» What to do
Would you pull out every line of the material that contains the string "Нива"?

»»

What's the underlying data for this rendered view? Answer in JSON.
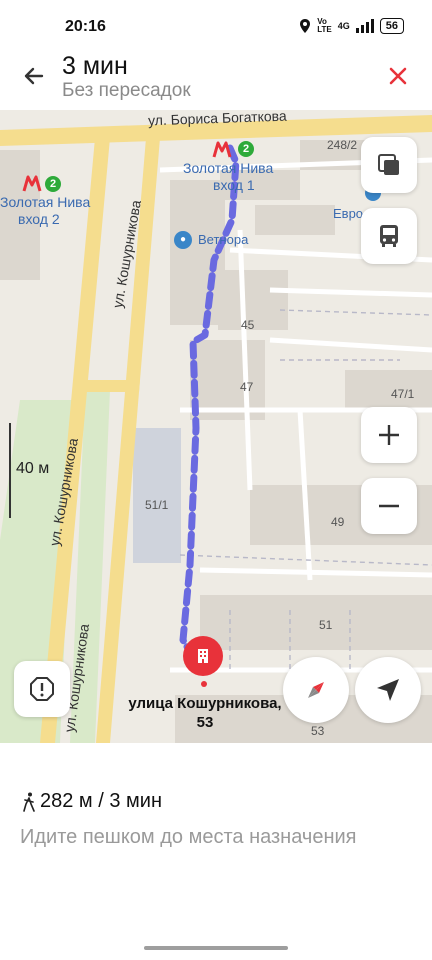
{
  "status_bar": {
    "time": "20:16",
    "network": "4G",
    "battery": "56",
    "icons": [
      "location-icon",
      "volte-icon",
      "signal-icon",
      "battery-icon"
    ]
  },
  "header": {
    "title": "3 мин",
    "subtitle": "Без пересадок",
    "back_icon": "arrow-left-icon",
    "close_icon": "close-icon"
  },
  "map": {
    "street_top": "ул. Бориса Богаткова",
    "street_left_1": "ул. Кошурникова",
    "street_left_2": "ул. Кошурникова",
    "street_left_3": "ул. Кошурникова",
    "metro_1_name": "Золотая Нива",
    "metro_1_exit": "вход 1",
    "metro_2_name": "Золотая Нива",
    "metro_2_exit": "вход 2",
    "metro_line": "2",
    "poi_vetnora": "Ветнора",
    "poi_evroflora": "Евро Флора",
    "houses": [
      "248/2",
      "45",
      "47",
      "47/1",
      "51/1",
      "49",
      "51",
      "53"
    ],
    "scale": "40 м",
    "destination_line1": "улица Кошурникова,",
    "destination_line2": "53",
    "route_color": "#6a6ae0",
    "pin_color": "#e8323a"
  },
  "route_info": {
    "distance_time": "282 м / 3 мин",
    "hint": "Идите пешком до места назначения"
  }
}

««
»»

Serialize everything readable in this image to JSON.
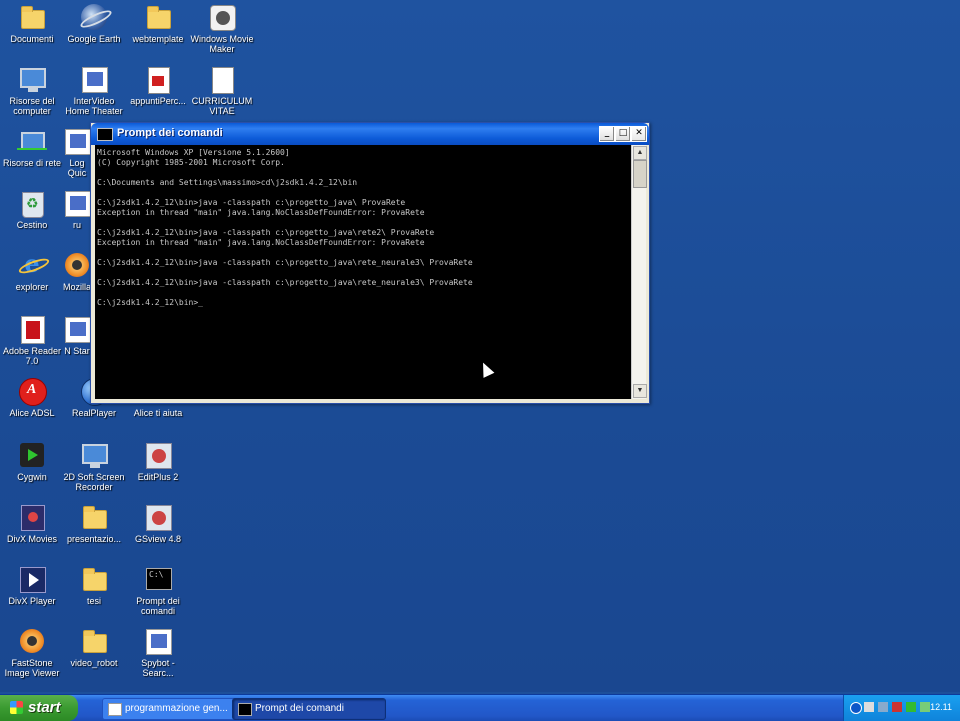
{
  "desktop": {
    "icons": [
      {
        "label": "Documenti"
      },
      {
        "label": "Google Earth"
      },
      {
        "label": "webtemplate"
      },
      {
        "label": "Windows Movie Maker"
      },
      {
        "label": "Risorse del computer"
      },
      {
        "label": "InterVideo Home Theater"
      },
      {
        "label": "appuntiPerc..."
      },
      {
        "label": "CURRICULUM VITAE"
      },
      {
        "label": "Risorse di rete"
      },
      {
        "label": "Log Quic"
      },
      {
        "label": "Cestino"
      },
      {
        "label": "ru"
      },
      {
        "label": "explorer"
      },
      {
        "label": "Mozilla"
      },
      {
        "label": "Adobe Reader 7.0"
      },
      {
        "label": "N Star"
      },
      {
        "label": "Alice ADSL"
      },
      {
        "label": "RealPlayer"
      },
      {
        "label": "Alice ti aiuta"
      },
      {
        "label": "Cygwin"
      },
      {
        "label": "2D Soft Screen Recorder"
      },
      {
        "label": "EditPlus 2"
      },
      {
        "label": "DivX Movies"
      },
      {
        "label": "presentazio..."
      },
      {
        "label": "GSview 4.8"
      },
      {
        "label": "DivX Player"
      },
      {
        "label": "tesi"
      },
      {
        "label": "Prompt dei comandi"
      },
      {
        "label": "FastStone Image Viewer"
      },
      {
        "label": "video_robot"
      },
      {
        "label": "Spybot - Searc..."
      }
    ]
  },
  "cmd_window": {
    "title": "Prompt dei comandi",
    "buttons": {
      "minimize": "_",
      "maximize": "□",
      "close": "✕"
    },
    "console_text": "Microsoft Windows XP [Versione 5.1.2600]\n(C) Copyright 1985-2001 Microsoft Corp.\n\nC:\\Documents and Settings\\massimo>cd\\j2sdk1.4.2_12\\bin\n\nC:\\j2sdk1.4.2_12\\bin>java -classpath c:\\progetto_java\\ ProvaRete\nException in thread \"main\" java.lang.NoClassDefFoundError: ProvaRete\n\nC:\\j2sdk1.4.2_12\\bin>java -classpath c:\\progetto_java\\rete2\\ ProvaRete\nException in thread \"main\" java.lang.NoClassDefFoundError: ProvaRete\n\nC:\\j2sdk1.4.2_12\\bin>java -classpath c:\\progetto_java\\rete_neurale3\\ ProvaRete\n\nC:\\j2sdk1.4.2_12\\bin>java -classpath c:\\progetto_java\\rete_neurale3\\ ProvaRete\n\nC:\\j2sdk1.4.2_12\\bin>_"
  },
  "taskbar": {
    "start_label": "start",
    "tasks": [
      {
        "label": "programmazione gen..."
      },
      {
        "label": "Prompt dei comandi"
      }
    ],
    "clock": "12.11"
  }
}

««

» Final answer
    "metro_1_name": "Золотая Нива",
    "metro_2_name": "Золотая Нива",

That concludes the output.